- **Written problem**: Pick out each line containing the string "this".

- **Records to use**:
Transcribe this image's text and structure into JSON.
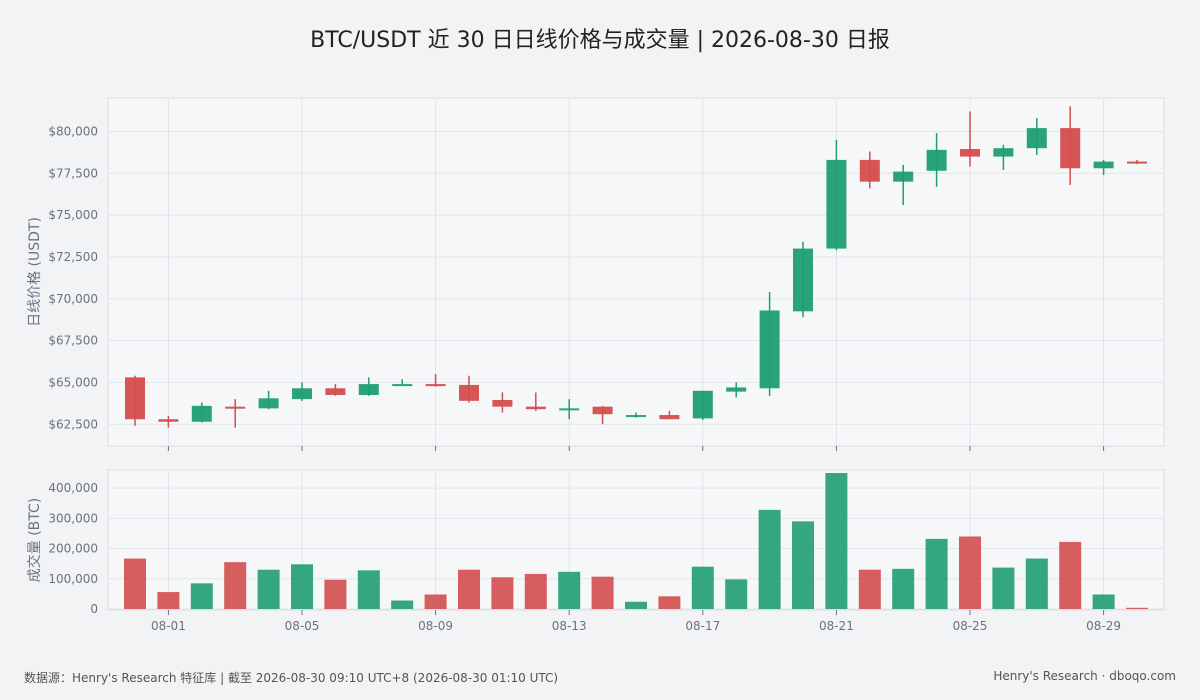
...
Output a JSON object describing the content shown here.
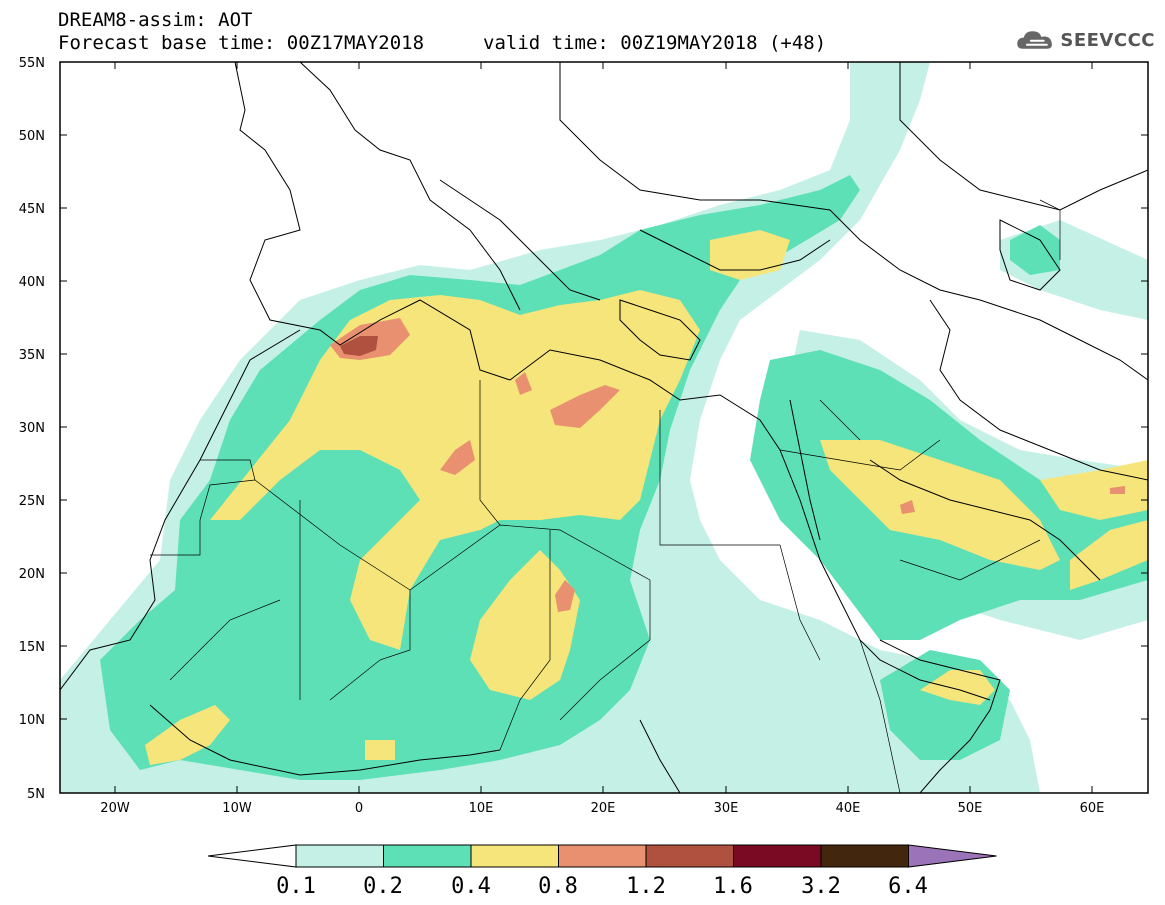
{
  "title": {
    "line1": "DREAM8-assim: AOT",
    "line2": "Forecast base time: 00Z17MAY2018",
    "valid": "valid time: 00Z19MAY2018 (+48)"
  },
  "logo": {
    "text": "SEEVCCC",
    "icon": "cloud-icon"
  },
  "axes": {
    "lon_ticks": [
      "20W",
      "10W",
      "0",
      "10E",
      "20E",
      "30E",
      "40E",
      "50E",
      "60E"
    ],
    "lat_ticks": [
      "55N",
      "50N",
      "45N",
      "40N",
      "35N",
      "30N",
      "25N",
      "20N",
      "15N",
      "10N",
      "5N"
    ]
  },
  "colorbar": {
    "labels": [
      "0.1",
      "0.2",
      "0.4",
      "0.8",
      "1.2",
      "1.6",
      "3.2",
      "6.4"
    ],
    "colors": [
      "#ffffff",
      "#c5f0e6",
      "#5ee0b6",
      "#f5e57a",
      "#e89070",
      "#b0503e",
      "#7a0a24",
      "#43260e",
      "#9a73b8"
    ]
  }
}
==
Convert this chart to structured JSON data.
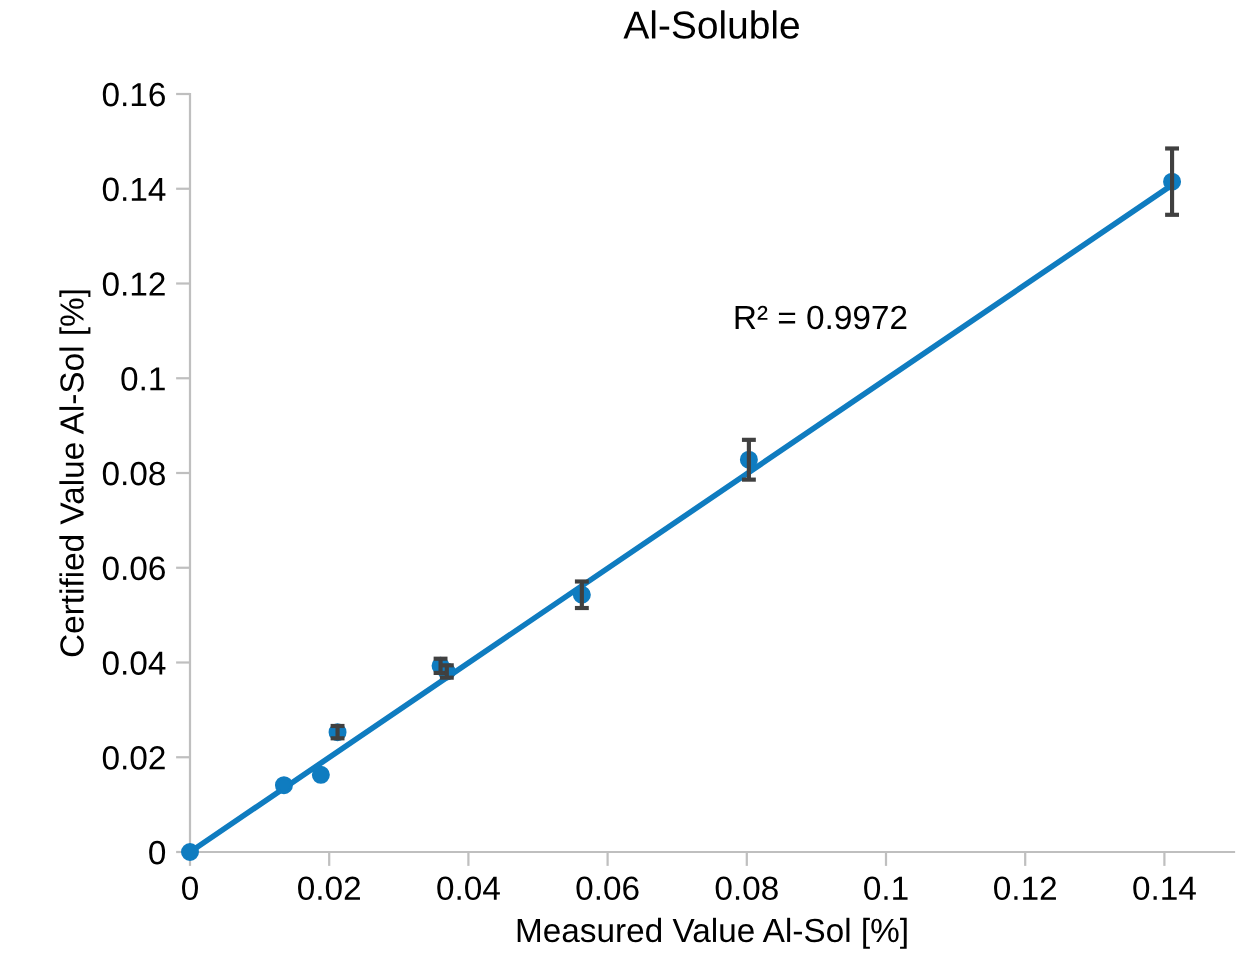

- **Response to the task**:
Transcribe this image's text and structure into JSON.
Convert this chart to structured JSON data.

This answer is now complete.